WHAT YOU ARE ASKED TO DO: Search the material for the string "Version", then return every line where it is found.

WORKING DATA:
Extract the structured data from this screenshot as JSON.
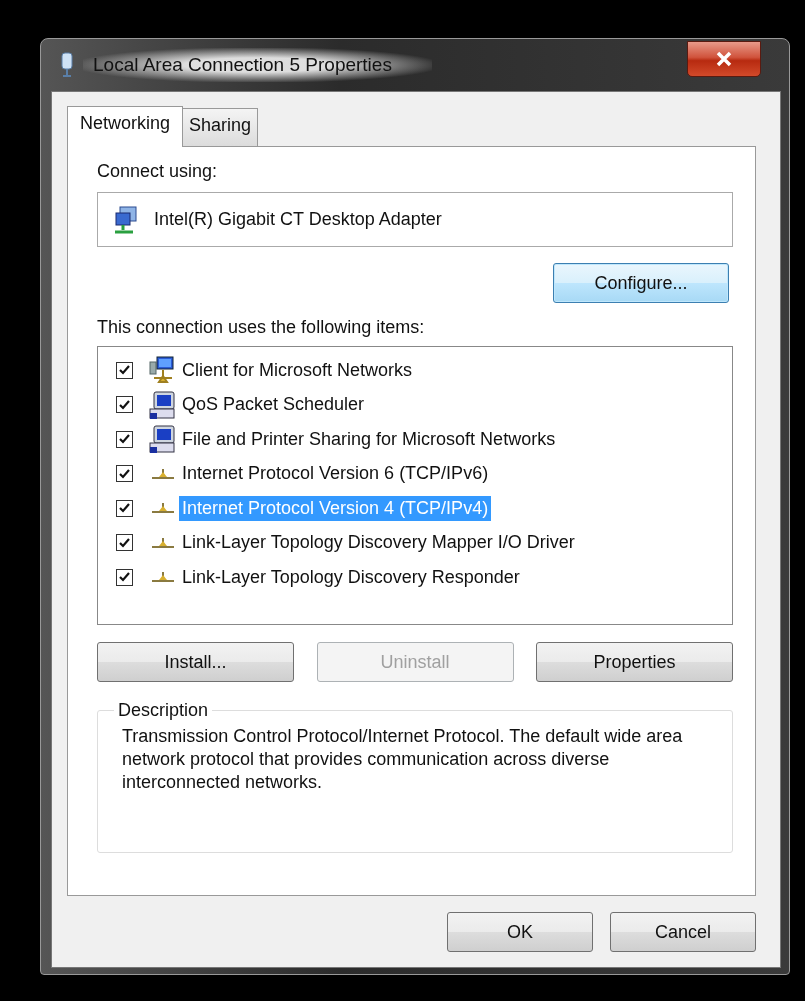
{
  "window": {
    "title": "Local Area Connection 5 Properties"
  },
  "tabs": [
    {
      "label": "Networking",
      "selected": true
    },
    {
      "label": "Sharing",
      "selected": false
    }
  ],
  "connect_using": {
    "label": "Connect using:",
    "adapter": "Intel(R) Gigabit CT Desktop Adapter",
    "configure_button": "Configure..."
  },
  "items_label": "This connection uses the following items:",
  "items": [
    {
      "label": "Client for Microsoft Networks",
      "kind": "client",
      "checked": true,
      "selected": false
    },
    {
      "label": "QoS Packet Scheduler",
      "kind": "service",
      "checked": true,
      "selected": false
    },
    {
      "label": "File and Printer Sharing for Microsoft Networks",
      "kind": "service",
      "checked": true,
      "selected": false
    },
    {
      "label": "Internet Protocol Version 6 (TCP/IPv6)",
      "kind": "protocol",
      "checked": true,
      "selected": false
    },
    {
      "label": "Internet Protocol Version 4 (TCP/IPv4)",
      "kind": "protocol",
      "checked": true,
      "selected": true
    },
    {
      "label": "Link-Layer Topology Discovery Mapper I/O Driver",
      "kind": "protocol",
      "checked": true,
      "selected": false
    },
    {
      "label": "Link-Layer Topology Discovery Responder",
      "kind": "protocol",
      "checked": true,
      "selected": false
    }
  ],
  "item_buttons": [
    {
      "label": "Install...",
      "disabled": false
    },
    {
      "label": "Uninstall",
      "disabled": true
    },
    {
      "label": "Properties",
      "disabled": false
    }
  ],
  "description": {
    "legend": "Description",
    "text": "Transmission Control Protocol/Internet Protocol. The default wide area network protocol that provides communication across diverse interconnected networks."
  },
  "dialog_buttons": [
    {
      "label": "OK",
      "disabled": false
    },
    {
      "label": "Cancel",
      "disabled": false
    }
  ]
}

WRITTEN ANSWER:
      "label": "Internet Protocol Version 6 (TCP/IPv6)",
      "label": "Internet Protocol Version 4 (TCP/IPv4)",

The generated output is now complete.